AIM OF THE EXERCISE: Report how many lines contain "Contains"; state the number and nothing else.

INPUT DATA:
---

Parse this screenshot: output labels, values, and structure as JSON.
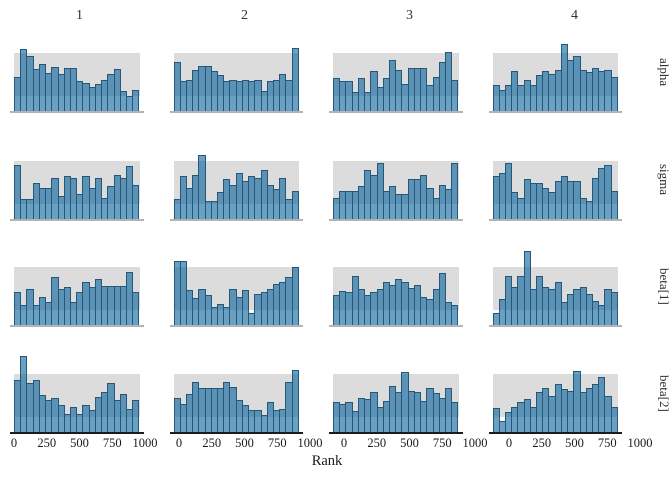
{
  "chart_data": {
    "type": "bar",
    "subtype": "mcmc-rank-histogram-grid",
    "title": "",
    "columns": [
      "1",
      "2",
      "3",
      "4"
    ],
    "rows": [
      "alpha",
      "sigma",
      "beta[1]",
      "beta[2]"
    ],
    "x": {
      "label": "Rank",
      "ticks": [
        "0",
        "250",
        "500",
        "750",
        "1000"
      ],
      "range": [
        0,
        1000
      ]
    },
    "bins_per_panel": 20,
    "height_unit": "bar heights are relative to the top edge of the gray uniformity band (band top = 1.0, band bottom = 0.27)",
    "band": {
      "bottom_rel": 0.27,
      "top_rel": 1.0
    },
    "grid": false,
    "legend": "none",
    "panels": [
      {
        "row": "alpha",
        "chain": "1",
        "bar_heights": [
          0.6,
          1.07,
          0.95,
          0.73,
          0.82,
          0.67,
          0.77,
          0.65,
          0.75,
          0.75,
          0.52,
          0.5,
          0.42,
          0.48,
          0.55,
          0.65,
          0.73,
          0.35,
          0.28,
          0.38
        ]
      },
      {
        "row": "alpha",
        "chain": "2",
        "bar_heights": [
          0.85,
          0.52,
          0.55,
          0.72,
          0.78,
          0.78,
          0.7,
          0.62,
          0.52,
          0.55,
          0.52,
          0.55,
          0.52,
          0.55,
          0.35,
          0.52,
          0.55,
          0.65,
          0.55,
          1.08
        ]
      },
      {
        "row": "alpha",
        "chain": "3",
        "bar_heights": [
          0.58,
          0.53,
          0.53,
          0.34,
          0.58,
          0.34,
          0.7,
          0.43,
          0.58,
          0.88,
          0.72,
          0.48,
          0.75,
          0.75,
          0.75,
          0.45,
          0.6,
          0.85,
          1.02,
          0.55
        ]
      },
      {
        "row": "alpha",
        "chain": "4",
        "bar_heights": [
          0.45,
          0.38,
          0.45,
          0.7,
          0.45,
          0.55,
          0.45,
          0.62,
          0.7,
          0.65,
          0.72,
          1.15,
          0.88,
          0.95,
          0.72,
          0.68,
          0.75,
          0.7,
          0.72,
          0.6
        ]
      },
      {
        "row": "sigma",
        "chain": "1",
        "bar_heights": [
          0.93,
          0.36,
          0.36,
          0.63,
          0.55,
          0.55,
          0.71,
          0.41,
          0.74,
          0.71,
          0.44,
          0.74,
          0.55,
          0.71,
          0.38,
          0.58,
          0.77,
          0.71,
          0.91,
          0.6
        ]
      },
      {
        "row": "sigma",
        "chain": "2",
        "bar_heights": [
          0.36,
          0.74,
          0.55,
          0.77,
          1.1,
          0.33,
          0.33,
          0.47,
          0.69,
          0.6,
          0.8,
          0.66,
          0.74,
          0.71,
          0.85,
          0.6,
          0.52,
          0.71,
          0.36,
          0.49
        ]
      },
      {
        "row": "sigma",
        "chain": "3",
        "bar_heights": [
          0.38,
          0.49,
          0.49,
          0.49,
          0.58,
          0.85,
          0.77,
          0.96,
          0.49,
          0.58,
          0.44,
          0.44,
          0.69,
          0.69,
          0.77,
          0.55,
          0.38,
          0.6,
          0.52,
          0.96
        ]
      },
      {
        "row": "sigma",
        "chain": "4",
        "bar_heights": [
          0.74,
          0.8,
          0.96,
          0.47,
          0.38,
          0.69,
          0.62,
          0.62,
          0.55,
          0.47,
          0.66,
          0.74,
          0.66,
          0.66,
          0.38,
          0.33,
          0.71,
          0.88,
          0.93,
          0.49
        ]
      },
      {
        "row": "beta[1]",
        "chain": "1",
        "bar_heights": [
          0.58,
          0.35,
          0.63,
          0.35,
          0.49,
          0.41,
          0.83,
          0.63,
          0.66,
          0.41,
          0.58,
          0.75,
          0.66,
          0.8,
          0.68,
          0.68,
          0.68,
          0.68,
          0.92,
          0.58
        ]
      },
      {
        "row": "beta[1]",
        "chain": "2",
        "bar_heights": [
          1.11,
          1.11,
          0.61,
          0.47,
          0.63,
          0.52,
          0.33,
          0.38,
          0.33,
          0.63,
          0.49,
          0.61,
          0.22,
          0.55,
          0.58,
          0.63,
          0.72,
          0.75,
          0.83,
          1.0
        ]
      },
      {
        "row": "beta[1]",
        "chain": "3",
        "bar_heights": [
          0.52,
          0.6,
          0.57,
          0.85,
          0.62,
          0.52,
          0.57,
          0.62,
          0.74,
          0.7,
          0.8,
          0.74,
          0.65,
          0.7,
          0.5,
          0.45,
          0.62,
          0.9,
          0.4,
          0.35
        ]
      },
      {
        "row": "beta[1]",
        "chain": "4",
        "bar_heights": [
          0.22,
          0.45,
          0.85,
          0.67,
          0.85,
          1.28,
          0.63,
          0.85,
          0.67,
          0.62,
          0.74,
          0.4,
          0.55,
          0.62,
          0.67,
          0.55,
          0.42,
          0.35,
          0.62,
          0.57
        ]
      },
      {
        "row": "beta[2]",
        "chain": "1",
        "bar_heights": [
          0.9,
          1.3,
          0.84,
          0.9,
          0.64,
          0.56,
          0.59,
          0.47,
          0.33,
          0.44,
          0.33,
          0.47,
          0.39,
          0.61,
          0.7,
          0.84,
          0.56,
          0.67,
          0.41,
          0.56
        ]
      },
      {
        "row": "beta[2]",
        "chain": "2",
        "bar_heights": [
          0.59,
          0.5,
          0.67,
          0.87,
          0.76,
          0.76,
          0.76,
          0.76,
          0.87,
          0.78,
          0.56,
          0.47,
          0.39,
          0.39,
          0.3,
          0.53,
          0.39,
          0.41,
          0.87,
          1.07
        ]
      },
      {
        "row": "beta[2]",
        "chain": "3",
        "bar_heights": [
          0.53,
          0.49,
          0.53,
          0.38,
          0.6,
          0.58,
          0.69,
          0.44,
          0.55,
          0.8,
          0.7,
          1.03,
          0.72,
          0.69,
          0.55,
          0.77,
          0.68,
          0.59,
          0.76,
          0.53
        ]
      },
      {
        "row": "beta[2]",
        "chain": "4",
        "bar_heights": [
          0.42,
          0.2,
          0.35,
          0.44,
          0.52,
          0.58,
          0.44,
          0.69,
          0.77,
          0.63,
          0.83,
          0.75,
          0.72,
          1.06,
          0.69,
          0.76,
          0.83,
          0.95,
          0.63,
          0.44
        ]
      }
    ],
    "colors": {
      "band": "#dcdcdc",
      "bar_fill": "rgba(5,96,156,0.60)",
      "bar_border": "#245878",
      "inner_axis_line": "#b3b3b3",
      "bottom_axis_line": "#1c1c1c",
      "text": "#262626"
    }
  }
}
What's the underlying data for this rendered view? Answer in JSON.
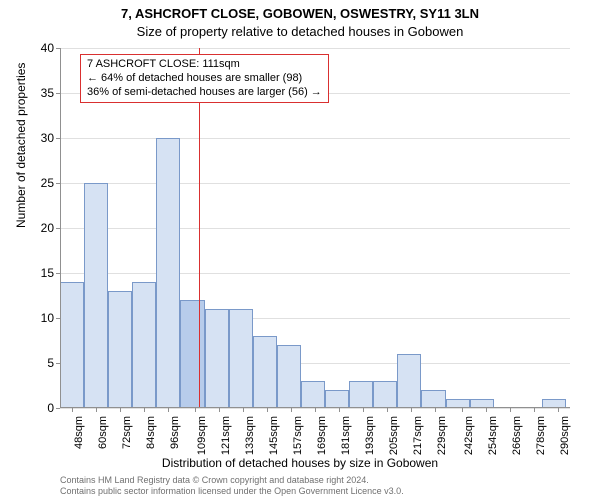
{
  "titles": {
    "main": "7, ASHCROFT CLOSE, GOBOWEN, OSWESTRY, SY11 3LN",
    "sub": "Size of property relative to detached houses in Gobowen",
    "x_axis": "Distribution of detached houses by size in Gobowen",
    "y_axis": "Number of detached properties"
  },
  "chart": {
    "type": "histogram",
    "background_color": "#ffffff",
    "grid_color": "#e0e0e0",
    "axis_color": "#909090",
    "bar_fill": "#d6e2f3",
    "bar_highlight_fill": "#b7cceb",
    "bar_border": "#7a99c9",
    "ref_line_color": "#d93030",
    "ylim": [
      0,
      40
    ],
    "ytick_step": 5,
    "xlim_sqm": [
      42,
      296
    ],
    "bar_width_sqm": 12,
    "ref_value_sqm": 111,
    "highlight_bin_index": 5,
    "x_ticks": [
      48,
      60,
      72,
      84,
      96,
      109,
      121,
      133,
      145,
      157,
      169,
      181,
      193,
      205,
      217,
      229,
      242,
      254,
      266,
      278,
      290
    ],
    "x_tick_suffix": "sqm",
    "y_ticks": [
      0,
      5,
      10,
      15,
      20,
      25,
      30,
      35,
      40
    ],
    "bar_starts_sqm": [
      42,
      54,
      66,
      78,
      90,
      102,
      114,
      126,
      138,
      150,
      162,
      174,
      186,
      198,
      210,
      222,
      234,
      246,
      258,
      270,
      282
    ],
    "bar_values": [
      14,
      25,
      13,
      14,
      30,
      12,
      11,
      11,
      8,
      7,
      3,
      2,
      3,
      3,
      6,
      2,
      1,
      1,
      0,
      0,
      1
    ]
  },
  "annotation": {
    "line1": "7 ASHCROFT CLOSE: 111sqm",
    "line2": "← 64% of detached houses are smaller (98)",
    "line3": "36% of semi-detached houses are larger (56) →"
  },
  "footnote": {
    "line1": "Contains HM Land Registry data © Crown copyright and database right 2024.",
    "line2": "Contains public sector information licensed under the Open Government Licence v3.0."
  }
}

---

THE ANSWER: 2